### SHORT TASK
Look through the listing below and give the number of lines that hold "JSON". Say nothing more.

### EXERCISE INPUTS
# # #

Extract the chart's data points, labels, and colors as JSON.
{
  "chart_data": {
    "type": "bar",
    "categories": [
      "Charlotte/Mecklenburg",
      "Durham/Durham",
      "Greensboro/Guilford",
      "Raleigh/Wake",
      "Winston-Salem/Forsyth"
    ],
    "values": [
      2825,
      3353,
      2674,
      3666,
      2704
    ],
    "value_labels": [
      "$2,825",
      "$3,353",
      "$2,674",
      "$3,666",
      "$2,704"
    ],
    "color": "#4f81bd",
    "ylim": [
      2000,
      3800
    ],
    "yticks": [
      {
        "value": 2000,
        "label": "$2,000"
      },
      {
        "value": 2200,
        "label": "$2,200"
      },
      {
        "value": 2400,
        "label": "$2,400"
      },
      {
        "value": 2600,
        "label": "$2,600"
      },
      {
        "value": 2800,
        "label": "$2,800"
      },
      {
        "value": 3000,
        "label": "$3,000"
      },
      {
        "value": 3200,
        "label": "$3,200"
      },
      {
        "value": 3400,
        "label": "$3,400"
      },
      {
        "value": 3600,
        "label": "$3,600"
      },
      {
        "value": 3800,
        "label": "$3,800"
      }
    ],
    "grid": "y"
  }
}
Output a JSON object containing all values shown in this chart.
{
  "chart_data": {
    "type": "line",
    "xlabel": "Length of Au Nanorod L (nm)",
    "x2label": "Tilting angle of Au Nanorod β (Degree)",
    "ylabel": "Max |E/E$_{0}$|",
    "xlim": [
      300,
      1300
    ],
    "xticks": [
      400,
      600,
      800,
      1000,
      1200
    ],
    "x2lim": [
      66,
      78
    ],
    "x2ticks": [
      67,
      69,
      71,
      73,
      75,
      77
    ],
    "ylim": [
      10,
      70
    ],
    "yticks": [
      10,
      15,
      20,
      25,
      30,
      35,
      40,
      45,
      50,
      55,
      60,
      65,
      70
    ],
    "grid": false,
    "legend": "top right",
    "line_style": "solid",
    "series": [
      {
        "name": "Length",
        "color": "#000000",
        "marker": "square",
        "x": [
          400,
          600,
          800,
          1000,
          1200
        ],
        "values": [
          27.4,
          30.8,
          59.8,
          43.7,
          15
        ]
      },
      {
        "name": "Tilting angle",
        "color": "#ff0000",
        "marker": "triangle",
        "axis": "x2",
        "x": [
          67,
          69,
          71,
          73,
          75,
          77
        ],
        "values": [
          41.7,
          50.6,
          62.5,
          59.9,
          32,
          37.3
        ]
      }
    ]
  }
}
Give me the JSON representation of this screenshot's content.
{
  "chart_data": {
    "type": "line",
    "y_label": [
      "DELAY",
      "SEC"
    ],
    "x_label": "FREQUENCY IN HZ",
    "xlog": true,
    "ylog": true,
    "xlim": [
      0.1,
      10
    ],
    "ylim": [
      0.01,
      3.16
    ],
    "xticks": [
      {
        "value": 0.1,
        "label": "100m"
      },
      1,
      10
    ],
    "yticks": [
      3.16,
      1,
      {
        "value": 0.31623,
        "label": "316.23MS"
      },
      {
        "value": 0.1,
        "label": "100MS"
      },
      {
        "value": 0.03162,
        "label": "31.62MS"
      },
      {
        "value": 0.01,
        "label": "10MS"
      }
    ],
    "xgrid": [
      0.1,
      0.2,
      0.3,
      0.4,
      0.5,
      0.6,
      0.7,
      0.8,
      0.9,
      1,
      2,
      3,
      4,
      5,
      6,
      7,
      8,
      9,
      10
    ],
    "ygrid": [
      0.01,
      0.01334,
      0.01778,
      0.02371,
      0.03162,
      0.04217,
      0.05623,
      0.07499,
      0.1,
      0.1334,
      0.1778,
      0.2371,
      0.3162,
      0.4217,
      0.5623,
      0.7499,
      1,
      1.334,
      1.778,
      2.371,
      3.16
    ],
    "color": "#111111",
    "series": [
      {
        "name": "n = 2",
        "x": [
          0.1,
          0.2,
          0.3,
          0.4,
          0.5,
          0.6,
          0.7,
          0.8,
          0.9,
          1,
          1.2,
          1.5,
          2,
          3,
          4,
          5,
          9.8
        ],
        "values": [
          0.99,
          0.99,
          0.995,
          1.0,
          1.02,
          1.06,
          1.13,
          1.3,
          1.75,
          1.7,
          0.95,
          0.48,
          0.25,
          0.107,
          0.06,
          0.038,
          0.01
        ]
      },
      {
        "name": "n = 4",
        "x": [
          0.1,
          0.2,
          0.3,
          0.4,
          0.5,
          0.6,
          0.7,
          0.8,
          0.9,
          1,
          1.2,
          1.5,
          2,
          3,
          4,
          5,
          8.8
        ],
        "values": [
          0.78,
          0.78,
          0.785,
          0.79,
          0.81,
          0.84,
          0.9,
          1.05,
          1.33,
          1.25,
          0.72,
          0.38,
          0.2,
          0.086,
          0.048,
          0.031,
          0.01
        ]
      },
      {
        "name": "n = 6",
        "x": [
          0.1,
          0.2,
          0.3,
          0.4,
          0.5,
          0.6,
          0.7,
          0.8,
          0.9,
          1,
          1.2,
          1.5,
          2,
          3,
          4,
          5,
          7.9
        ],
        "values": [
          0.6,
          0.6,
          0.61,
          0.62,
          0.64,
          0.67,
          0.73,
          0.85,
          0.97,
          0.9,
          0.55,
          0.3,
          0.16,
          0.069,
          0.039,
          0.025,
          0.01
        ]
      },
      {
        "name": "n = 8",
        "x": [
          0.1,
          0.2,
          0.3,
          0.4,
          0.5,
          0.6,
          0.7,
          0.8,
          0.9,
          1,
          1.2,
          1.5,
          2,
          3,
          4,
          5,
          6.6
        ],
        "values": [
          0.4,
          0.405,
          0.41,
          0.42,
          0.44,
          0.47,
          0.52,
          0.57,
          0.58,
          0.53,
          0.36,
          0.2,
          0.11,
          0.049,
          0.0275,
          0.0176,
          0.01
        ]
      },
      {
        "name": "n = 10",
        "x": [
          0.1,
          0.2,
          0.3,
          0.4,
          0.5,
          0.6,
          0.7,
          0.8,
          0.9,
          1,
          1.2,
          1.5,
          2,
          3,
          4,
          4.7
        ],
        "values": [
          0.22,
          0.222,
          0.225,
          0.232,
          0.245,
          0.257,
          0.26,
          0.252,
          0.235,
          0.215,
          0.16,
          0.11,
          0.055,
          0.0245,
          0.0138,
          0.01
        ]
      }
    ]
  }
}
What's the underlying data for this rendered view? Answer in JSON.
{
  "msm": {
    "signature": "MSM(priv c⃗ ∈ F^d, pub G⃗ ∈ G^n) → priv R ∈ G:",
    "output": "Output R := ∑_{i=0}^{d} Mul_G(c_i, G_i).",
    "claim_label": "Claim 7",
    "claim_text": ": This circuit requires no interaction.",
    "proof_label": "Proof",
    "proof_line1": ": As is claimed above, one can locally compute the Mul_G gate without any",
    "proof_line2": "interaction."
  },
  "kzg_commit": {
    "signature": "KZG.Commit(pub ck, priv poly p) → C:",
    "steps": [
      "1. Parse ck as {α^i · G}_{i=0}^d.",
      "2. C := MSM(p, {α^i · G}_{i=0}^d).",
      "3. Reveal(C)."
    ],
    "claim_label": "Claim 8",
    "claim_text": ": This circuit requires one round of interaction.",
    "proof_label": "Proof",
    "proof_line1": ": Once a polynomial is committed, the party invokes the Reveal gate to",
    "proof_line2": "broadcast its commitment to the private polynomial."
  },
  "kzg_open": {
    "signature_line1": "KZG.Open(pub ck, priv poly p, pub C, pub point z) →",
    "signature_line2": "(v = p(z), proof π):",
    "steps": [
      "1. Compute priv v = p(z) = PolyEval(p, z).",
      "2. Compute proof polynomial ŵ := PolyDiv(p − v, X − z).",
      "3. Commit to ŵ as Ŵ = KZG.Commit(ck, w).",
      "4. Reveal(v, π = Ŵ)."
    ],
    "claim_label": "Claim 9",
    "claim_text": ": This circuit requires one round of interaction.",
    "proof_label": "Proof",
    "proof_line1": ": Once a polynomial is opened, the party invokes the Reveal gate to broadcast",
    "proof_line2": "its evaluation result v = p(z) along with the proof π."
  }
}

# # #

### RESULT OF THIS TASK
4